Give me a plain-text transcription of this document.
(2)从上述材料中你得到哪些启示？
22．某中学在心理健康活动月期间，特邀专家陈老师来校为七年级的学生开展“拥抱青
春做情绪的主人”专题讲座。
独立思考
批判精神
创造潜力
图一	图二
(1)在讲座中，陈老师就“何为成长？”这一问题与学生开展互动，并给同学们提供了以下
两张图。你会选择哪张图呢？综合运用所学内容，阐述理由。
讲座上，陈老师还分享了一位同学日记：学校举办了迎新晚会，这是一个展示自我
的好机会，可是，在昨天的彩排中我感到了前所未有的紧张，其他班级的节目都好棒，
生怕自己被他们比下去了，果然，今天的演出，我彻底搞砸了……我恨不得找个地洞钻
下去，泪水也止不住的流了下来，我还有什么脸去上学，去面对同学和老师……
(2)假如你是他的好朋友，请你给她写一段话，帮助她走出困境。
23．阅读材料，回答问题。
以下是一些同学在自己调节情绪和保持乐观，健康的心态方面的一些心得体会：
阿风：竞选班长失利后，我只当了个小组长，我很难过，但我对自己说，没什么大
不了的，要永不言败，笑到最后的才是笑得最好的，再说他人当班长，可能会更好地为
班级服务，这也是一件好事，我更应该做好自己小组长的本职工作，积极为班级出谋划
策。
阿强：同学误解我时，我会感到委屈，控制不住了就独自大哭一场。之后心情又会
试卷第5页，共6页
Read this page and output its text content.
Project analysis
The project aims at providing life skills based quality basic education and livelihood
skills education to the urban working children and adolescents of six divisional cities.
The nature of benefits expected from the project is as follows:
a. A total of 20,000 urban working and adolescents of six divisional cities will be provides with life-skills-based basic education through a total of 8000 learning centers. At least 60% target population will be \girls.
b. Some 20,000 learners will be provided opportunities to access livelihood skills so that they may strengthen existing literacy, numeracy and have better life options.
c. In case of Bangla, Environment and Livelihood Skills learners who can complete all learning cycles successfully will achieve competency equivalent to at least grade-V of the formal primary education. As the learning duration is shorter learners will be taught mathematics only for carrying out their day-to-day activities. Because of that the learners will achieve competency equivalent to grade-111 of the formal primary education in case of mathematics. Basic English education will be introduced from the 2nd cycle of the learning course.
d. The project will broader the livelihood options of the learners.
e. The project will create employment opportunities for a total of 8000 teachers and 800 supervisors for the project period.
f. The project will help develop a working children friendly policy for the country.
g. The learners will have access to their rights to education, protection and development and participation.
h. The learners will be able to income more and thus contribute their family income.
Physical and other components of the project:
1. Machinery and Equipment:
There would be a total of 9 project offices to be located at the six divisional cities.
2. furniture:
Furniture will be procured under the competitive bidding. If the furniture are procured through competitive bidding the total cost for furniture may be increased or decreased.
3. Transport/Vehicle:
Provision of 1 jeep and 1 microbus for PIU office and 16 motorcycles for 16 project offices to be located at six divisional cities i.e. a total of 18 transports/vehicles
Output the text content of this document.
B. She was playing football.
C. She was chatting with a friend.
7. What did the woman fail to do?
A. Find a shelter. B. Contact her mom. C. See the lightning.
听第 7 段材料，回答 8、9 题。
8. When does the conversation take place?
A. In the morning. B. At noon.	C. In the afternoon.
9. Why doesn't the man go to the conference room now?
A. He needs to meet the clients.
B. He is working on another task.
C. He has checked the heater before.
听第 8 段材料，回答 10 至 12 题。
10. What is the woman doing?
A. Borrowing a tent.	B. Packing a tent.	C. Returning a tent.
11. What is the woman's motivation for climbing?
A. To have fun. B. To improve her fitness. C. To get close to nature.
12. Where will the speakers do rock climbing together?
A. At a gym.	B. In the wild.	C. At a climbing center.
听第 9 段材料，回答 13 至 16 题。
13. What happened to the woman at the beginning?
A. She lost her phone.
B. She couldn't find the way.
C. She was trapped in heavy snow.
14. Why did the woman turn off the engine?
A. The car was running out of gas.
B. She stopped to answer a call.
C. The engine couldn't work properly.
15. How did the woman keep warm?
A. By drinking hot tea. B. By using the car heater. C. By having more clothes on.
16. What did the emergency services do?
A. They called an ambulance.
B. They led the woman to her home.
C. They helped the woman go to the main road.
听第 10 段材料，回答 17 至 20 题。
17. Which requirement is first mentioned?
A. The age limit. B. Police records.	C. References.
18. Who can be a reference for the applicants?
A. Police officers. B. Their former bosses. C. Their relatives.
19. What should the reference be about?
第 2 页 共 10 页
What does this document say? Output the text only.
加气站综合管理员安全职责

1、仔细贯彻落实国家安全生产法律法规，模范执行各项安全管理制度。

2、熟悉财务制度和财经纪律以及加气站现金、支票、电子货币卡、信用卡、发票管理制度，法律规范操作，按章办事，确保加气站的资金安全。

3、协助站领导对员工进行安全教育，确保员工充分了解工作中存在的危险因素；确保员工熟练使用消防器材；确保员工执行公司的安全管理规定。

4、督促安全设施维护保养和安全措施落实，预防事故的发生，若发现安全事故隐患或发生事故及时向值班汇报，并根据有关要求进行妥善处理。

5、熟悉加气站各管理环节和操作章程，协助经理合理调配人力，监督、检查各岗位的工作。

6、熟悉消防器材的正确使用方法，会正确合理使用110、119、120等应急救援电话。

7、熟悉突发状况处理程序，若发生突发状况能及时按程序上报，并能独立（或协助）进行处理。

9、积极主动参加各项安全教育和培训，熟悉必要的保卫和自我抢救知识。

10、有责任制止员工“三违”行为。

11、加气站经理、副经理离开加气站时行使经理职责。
+-------+
PROBLEM DESCRIPTION :: Transcribe all lines as written.

CORRECT RESULT ::
Give me a plain-text transcription of this document.
(2)从上述材料中你得到哪些启示？
22．某中学在心理健康活动月期间，特邀专家陈老师来校为七年级的学生开展“拥抱青
春做情绪的主人”专题讲座。
独立思考
批判精神
创造潜力
图一	图二
(1)在讲座中，陈老师就“何为成长？”这一问题与学生开展互动，并给同学们提供了以下
两张图。你会选择哪张图呢？综合运用所学内容，阐述理由。
讲座上，陈老师还分享了一位同学日记：学校举办了迎新晚会，这是一个展示自我
的好机会，可是，在昨天的彩排中我感到了前所未有的紧张，其他班级的节目都好棒，
生怕自己被他们比下去了，果然，今天的演出，我彻底搞砸了……我恨不得找个地洞钻
下去，泪水也止不住的流了下来，我还有什么脸去上学，去面对同学和老师……
(2)假如你是他的好朋友，请你给她写一段话，帮助她走出困境。
23．阅读材料，回答问题。
以下是一些同学在自己调节情绪和保持乐观，健康的心态方面的一些心得体会：
阿风：竞选班长失利后，我只当了个小组长，我很难过，但我对自己说，没什么大
不了的，要永不言败，笑到最后的才是笑得最好的，再说他人当班长，可能会更好地为
班级服务，这也是一件好事，我更应该做好自己小组长的本职工作，积极为班级出谋划
策。
阿强：同学误解我时，我会感到委屈，控制不住了就独自大哭一场。之后心情又会
试卷第5页，共6页
Read this page and output its text content.
Project analysis
The project aims at providing life skills based quality basic education and livelihood
skills education to the urban working children and adolescents of six divisional cities.
The nature of benefits expected from the project is as follows:
a. A total of 20,000 urban working and adolescents of six divisional cities will be provides with life-skills-based basic education through a total of 8000 learning centers. At least 60% target population will be \girls.
b. Some 20,000 learners will be provided opportunities to access livelihood skills so that they may strengthen existing literacy, numeracy and have better life options.
c. In case of Bangla, Environment and Livelihood Skills learners who can complete all learning cycles successfully will achieve competency equivalent to at least grade-V of the formal primary education. As the learning duration is shorter learners will be taught mathematics only for carrying out their day-to-day activities. Because of that the learners will achieve competency equivalent to grade-111 of the formal primary education in case of mathematics. Basic English education will be introduced from the 2nd cycle of the learning course.
d. The project will broader the livelihood options of the learners.
e. The project will create employment opportunities for a total of 8000 teachers and 800 supervisors for the project period.
f. The project will help develop a working children friendly policy for the country.
g. The learners will have access to their rights to education, protection and development and participation.
h. The learners will be able to income more and thus contribute their family income.
Physical and other components of the project:
1. Machinery and Equipment:
There would be a total of 9 project offices to be located at the six divisional cities.
2. furniture:
Furniture will be procured under the competitive bidding. If the furniture are procured through competitive bidding the total cost for furniture may be increased or decreased.
3. Transport/Vehicle:
Provision of 1 jeep and 1 microbus for PIU office and 16 motorcycles for 16 project offices to be located at six divisional cities i.e. a total of 18 transports/vehicles
Output the text content of this document.
B. She was playing football.
C. She was chatting with a friend.
7. What did the woman fail to do?
A. Find a shelter. B. Contact her mom. C. See the lightning.
听第 7 段材料，回答 8、9 题。
8. When does the conversation take place?
A. In the morning. B. At noon.	C. In the afternoon.
9. Why doesn't the man go to the conference room now?
A. He needs to meet the clients.
B. He is working on another task.
C. He has checked the heater before.
听第 8 段材料，回答 10 至 12 题。
10. What is the woman doing?
A. Borrowing a tent.	B. Packing a tent.	C. Returning a tent.
11. What is the woman's motivation for climbing?
A. To have fun. B. To improve her fitness. C. To get close to nature.
12. Where will the speakers do rock climbing together?
A. At a gym.	B. In the wild.	C. At a climbing center.
听第 9 段材料，回答 13 至 16 题。
13. What happened to the woman at the beginning?
A. She lost her phone.
B. She couldn't find the way.
C. She was trapped in heavy snow.
14. Why did the woman turn off the engine?
A. The car was running out of gas.
B. She stopped to answer a call.
C. The engine couldn't work properly.
15. How did the woman keep warm?
A. By drinking hot tea. B. By using the car heater. C. By having more clothes on.
16. What did the emergency services do?
A. They called an ambulance.
B. They led the woman to her home.
C. They helped the woman go to the main road.
听第 10 段材料，回答 17 至 20 题。
17. Which requirement is first mentioned?
A. The age limit. B. Police records.	C. References.
18. Who can be a reference for the applicants?
A. Police officers. B. Their former bosses. C. Their relatives.
19. What should the reference be about?
第 2 页 共 10 页
What does this document say? Output the text only.
加气站综合管理员安全职责

1、仔细贯彻落实国家安全生产法律法规，模范执行各项安全管理制度。

2、熟悉财务制度和财经纪律以及加气站现金、支票、电子货币卡、信用卡、发票管理制度，法律规范操作，按章办事，确保加气站的资金安全。

3、协助站领导对员工进行安全教育，确保员工充分了解工作中存在的危险因素；确保员工熟练使用消防器材；确保员工执行公司的安全管理规定。

4、督促安全设施维护保养和安全措施落实，预防事故的发生，若发现安全事故隐患或发生事故及时向值班汇报，并根据有关要求进行妥善处理。

5、熟悉加气站各管理环节和操作章程，协助经理合理调配人力，监督、检查各岗位的工作。

6、熟悉消防器材的正确使用方法，会正确合理使用110、119、120等应急救援电话。

7、熟悉突发状况处理程序，若发生突发状况能及时按程序上报，并能独立（或协助）进行处理。

9、积极主动参加各项安全教育和培训，熟悉必要的保卫和自我抢救知识。

10、有责任制止员工“三违”行为。

11、加气站经理、副经理离开加气站时行使经理职责。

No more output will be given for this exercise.